EXERCISE
Which lines hold the word "circle"? Show each of them.

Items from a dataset
++++
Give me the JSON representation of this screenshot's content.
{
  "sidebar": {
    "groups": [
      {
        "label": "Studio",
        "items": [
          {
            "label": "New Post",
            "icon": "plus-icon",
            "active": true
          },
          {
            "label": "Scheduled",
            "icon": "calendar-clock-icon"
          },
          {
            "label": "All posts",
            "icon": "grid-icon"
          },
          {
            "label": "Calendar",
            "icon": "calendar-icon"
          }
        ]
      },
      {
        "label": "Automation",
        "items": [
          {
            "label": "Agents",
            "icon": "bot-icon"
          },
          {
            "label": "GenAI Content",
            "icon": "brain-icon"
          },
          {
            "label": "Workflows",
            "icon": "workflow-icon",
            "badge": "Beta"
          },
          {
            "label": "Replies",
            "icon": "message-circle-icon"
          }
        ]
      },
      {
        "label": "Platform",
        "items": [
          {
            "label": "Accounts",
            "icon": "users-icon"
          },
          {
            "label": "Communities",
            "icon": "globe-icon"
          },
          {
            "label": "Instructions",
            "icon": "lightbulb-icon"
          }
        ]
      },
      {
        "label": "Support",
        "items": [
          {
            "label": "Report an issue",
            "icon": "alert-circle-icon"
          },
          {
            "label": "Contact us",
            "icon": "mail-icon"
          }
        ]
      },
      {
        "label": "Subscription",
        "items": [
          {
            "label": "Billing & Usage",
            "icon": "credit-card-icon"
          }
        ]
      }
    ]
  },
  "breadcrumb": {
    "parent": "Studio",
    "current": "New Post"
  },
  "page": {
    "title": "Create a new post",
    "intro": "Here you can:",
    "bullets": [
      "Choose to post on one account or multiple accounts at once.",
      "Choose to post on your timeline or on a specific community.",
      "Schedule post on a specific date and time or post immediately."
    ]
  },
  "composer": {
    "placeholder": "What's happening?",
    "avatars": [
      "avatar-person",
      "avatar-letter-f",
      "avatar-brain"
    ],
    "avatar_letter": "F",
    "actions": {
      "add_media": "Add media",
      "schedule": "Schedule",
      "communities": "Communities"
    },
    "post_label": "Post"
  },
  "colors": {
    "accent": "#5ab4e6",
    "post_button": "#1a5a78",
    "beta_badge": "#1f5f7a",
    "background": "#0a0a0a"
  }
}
++++
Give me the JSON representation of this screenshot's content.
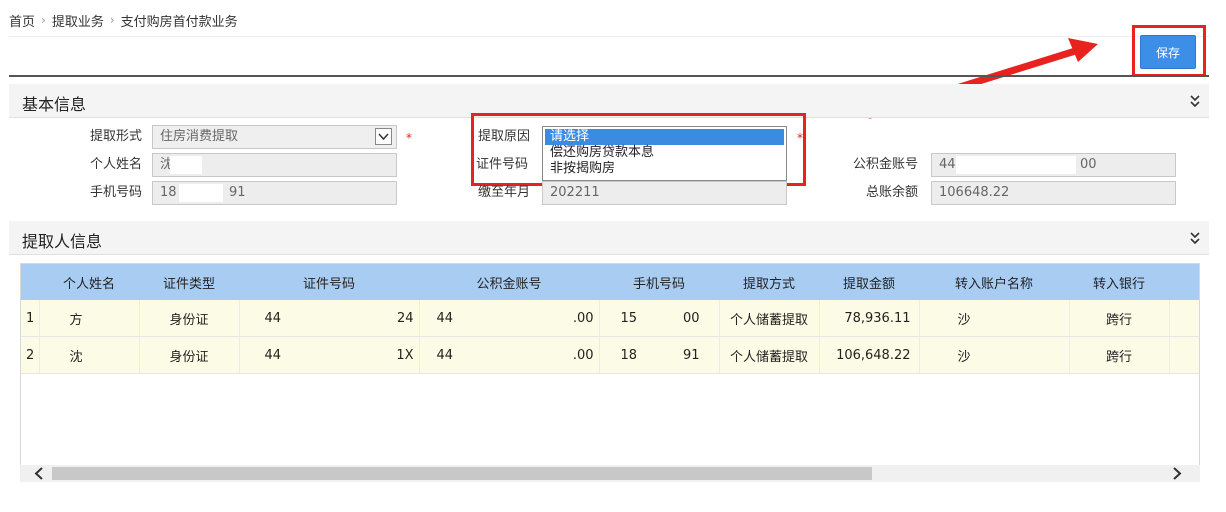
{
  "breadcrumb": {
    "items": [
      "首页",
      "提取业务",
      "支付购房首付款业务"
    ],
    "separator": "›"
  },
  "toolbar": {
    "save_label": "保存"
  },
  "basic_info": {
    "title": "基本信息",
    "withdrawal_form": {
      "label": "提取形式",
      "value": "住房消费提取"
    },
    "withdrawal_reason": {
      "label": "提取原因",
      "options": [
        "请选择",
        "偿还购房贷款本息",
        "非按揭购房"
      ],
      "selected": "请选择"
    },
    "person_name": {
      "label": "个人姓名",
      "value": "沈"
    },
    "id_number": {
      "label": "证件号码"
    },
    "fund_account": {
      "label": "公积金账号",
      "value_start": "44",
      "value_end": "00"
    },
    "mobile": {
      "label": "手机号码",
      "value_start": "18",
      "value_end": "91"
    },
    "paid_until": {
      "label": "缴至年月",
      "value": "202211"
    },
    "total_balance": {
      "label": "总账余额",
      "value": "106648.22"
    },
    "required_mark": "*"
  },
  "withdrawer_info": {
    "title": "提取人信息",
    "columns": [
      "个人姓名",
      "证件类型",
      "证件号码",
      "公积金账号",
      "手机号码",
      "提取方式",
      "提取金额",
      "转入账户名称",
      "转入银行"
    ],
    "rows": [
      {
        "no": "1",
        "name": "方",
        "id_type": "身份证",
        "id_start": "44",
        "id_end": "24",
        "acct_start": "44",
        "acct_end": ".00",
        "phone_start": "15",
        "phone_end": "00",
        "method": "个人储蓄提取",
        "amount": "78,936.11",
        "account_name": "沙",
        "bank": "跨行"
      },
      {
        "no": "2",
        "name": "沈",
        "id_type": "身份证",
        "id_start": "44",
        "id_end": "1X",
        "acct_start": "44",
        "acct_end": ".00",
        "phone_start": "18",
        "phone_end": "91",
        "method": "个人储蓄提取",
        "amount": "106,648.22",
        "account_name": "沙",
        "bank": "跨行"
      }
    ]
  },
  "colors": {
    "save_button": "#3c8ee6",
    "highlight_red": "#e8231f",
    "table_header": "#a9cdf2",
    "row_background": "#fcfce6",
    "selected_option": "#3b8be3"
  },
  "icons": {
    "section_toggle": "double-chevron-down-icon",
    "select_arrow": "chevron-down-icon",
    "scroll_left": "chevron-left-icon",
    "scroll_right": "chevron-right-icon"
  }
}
++++
ANSWER IN FULL
            "icon": "message-circle-icon"
            "icon": "alert-circle-icon"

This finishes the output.